[Data records]
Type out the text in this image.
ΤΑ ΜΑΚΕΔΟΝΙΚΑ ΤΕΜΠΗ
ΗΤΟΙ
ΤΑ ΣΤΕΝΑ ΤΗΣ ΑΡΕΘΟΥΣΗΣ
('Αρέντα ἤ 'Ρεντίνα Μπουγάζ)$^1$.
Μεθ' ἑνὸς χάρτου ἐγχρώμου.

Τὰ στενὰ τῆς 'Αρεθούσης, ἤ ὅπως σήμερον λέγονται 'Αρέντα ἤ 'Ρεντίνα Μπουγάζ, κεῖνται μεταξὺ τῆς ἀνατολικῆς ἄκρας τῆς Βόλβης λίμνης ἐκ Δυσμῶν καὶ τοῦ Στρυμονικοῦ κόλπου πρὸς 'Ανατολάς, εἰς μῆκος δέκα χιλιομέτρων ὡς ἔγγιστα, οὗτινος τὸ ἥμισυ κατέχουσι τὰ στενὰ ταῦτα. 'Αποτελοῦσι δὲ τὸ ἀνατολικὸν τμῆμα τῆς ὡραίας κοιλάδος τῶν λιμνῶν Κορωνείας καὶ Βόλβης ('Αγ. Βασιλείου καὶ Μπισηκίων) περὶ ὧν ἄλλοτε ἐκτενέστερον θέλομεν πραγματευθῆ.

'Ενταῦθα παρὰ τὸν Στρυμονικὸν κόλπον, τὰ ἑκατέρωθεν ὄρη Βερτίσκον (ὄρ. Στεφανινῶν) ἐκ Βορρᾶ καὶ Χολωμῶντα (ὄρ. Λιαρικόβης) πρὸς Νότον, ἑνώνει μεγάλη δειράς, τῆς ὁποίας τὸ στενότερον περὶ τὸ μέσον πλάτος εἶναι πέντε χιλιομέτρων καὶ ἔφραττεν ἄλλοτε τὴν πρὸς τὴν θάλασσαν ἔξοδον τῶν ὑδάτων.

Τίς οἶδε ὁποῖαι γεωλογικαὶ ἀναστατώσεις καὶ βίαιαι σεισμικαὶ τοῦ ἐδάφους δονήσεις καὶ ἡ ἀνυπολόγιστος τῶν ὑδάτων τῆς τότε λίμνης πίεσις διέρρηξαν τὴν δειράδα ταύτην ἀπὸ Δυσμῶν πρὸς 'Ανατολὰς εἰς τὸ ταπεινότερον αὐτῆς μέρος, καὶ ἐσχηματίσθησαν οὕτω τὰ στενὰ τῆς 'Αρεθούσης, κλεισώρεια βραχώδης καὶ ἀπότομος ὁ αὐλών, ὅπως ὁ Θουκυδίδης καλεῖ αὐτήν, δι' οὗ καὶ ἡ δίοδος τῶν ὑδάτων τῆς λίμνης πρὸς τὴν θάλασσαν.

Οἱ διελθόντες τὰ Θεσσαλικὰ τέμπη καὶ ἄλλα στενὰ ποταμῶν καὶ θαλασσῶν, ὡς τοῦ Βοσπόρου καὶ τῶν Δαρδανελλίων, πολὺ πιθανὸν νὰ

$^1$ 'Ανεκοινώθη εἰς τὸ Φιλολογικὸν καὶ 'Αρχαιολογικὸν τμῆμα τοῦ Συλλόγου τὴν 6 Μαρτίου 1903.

* Goal *
Return every line of the material exactly.

* The output *
Type out the text in this image.
ΤΑ ΜΑΚΕΔΟΝΙΚΑ ΤΕΜΠΗ
ΗΤΟΙ
ΤΑ ΣΤΕΝΑ ΤΗΣ ΑΡΕΘΟΥΣΗΣ
('Αρέντα ἤ 'Ρεντίνα Μπουγάζ)$^1$.
Μεθ' ἑνὸς χάρτου ἐγχρώμου.

Τὰ στενὰ τῆς 'Αρεθούσης, ἤ ὅπως σήμερον λέγονται 'Αρέντα ἤ 'Ρεντίνα Μπουγάζ, κεῖνται μεταξὺ τῆς ἀνατολικῆς ἄκρας τῆς Βόλβης λίμνης ἐκ Δυσμῶν καὶ τοῦ Στρυμονικοῦ κόλπου πρὸς 'Ανατολάς, εἰς μῆκος δέκα χιλιομέτρων ὡς ἔγγιστα, οὗτινος τὸ ἥμισυ κατέχουσι τὰ στενὰ ταῦτα. 'Αποτελοῦσι δὲ τὸ ἀνατολικὸν τμῆμα τῆς ὡραίας κοιλάδος τῶν λιμνῶν Κορωνείας καὶ Βόλβης ('Αγ. Βασιλείου καὶ Μπισηκίων) περὶ ὧν ἄλλοτε ἐκτενέστερον θέλομεν πραγματευθῆ.

'Ενταῦθα παρὰ τὸν Στρυμονικὸν κόλπον, τὰ ἑκατέρωθεν ὄρη Βερτίσκον (ὄρ. Στεφανινῶν) ἐκ Βορρᾶ καὶ Χολωμῶντα (ὄρ. Λιαρικόβης) πρὸς Νότον, ἑνώνει μεγάλη δειράς, τῆς ὁποίας τὸ στενότερον περὶ τὸ μέσον πλάτος εἶναι πέντε χιλιομέτρων καὶ ἔφραττεν ἄλλοτε τὴν πρὸς τὴν θάλασσαν ἔξοδον τῶν ὑδάτων.

Τίς οἶδε ὁποῖαι γεωλογικαὶ ἀναστατώσεις καὶ βίαιαι σεισμικαὶ τοῦ ἐδάφους δονήσεις καὶ ἡ ἀνυπολόγιστος τῶν ὑδάτων τῆς τότε λίμνης πίεσις διέρρηξαν τὴν δειράδα ταύτην ἀπὸ Δυσμῶν πρὸς 'Ανατολὰς εἰς τὸ ταπεινότερον αὐτῆς μέρος, καὶ ἐσχηματίσθησαν οὕτω τὰ στενὰ τῆς 'Αρεθούσης, κλεισώρεια βραχώδης καὶ ἀπότομος ὁ αὐλών, ὅπως ὁ Θουκυδίδης καλεῖ αὐτήν, δι' οὗ καὶ ἡ δίοδος τῶν ὑδάτων τῆς λίμνης πρὸς τὴν θάλασσαν.

Οἱ διελθόντες τὰ Θεσσαλικὰ τέμπη καὶ ἄλλα στενὰ ποταμῶν καὶ θαλασσῶν, ὡς τοῦ Βοσπόρου καὶ τῶν Δαρδανελλίων, πολὺ πιθανὸν νὰ

$^1$ 'Ανεκοινώθη εἰς τὸ Φιλολογικὸν καὶ 'Αρχαιολογικὸν τμῆμα τοῦ Συλλόγου τὴν 6 Μαρτίου 1903.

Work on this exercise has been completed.